▸ GIVEN PROBLEM
Extract each line holding the word "utcában" from the entries.

(Collected data entries)
☆ ☆ ☆

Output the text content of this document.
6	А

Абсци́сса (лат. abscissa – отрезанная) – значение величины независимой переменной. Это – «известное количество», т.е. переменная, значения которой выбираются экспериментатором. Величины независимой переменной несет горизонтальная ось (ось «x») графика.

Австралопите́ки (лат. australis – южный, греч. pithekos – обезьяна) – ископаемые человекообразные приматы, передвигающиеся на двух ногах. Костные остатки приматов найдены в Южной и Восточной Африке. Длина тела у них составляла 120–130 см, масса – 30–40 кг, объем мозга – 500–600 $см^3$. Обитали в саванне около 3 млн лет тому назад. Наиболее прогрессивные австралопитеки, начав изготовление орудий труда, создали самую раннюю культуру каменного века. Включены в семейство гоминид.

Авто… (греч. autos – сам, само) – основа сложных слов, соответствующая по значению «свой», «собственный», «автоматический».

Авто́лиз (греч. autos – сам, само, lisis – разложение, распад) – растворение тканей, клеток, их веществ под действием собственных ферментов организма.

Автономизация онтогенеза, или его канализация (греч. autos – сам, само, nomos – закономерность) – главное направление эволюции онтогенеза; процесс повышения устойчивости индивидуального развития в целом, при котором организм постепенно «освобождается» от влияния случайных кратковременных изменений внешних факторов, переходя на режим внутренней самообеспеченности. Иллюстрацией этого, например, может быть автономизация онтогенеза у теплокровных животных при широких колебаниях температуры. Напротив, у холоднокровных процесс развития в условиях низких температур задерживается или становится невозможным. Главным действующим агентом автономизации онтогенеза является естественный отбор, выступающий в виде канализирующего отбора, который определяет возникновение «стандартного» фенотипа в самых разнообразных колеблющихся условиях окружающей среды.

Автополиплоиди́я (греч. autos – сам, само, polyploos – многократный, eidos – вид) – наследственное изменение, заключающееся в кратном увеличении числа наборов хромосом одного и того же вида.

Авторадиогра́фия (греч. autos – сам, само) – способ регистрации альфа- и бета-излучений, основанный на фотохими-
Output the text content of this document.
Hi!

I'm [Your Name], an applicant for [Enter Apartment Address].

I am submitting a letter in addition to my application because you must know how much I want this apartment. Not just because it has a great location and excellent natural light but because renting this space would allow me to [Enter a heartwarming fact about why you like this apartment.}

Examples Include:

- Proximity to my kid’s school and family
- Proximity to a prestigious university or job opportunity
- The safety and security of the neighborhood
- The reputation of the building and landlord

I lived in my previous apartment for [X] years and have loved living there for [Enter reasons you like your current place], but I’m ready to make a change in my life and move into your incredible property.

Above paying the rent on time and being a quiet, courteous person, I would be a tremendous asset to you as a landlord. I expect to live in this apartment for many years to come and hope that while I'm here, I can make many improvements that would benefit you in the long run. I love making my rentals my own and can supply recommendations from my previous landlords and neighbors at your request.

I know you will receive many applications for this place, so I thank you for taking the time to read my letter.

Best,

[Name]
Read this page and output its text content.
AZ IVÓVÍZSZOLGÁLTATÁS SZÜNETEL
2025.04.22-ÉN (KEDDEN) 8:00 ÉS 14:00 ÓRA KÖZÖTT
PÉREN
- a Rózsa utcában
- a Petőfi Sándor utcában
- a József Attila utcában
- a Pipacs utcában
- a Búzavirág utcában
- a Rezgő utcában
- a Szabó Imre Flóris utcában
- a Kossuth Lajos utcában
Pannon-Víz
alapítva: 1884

☆ ☆ ☆

▸ ANSWER FOR THIS EXERCISE
- a Rózsa utcában
- a Petőfi Sándor utcában
- a József Attila utcában
- a Pipacs utcában
- a Búzavirág utcában
- a Rezgő utcában
- a Szabó Imre Flóris utcában
- a Kossuth Lajos utcában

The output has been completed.